> **EXERCISE**
Wherever the string "创新红色文化传播的话语表达" occurs in a line of these records, report that line.

================================

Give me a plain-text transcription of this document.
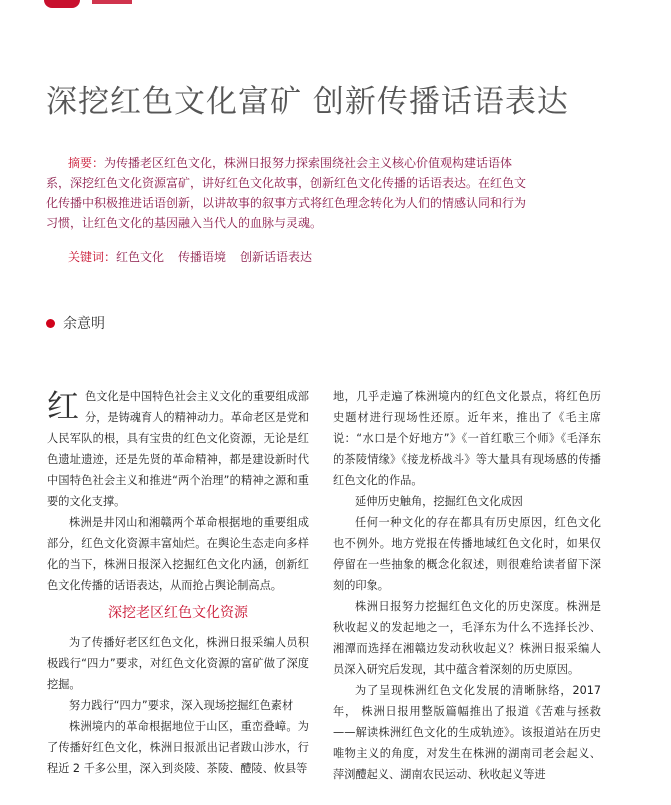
深挖红色文化富矿 创新传播话语表达
摘要：为传播老区红色文化，株洲日报努力探索围绕社会主义核心价值观构建话语体系，深挖红色文化资源富矿，讲好红色文化故事，创新红色文化传播的话语表达。在红色文化传播中积极推进话语创新，以讲故事的叙事方式将红色理念转化为人们的情感认同和行为习惯，让红色文化的基因融入当代人的血脉与灵魂。
关键词：红色文化 传播语境 创新话语表达
余意明

红色文化是中国特色社会主义文化的重要组成部分，是铸魂育人的精神动力。革命老区是党和人民军队的根，具有宝贵的红色文化资源，无论是红色遗址遗迹，还是先贤的革命精神，都是建设新时代中国特色社会主义和推进“两个治理”的精神之源和重要的文化支撑。

株洲是井冈山和湘赣两个革命根据地的重要组成部分，红色文化资源丰富灿烂。在舆论生态走向多样化的当下，株洲日报深入挖掘红色文化内涵，创新红色文化传播的话语表达，从而抢占舆论制高点。

深挖老区红色文化资源

为了传播好老区红色文化，株洲日报采编人员积极践行“四力”要求，对红色文化资源的富矿做了深度挖掘。

努力践行“四力”要求，深入现场挖掘红色素材

株洲境内的革命根据地位于山区，重峦叠嶂。为了传播好红色文化，株洲日报派出记者跋山涉水，行程近 2 千多公里，深入到炎陵、茶陵、醴陵、攸县等

地，几乎走遍了株洲境内的红色文化景点，将红色历史题材进行现场性还原。近年来，推出了《毛主席说：“水口是个好地方”》《一首红歌三个师》《毛泽东的茶陵情缘》《接龙桥战斗》等大量具有现场感的传播红色文化的作品。

延伸历史触角，挖掘红色文化成因

任何一种文化的存在都具有历史原因，红色文化也不例外。地方党报在传播地域红色文化时，如果仅停留在一些抽象的概念化叙述，则很难给读者留下深刻的印象。

株洲日报努力挖掘红色文化的历史深度。株洲是秋收起义的发起地之一，毛泽东为什么不选择长沙、湘潭而选择在湘赣边发动秋收起义？株洲日报采编人员深入研究后发现，其中蕴含着深刻的历史原因。

为了呈现株洲红色文化发展的清晰脉络，2017 年， 株洲日报用整版篇幅推出了报道《苦难与拯救——解读株洲红色文化的生成轨迹》。该报道站在历史唯物主义的角度，对发生在株洲的湖南司老会起义、萍浏醴起义、湖南农民运动、秋收起义等进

================================

> **EXPECTED OUTPUT**
摘要：为传播老区红色文化，株洲日报努力探索围绕社会主义核心价值观构建话语体系，深挖红色文化资源富矿，讲好红色文化故事，创新红色文化传播的话语表达。在红色文化传播中积极推进话语创新，以讲故事的叙事方式将红色理念转化为人们的情感认同和行为习惯，让红色文化的基因融入当代人的血脉与灵魂。
株洲是井冈山和湘赣两个革命根据地的重要组成部分，红色文化资源丰富灿烂。在舆论生态走向多样化的当下，株洲日报深入挖掘红色文化内涵，创新红色文化传播的话语表达，从而抢占舆论制高点。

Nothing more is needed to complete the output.